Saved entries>
# # # # #

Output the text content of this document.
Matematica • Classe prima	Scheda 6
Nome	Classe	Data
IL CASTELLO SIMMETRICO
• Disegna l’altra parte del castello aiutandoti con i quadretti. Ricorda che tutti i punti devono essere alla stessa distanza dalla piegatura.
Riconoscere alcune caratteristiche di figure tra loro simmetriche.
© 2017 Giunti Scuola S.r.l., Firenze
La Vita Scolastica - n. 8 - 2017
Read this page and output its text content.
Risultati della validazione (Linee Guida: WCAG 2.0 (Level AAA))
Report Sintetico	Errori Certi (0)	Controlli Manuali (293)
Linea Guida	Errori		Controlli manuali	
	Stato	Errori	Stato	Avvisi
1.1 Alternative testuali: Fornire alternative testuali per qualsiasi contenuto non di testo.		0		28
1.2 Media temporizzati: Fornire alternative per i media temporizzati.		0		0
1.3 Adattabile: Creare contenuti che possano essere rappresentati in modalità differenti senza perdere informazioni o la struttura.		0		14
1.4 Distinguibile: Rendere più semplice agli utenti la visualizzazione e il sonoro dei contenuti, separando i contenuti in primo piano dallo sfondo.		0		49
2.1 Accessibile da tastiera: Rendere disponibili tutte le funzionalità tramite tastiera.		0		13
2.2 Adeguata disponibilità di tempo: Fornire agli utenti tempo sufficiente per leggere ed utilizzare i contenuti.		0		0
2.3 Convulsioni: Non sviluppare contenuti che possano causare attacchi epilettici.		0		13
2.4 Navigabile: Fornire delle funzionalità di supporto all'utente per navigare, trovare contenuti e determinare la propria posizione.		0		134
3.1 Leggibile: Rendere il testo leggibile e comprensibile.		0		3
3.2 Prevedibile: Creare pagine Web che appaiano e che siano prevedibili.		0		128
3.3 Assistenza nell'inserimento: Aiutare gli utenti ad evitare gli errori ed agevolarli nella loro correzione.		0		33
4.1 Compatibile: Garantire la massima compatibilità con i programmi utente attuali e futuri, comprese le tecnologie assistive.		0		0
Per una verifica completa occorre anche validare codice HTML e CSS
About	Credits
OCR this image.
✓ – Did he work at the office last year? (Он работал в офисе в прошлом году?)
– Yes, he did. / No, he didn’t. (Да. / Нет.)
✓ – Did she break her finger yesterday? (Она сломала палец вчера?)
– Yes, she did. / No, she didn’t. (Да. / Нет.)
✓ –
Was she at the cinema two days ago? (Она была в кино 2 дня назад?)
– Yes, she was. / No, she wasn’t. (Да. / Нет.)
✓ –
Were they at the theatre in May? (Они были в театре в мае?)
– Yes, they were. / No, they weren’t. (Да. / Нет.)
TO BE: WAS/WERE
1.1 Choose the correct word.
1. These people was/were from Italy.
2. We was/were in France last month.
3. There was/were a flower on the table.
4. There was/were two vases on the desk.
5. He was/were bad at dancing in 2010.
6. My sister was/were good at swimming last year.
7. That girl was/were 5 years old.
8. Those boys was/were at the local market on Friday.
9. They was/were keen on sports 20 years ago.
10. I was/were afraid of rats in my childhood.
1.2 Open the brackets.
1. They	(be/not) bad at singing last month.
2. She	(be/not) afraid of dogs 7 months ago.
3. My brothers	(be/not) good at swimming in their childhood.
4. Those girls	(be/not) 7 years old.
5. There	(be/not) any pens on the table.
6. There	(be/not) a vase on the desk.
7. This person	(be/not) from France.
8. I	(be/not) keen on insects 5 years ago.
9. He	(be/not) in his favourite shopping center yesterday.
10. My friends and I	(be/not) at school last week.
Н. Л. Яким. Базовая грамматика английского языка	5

# # # # #

EXERCISE DETAILS>
State how many lines include the string "utente". Give no other information.

RESPONSE TO THIS EXERCISE>
2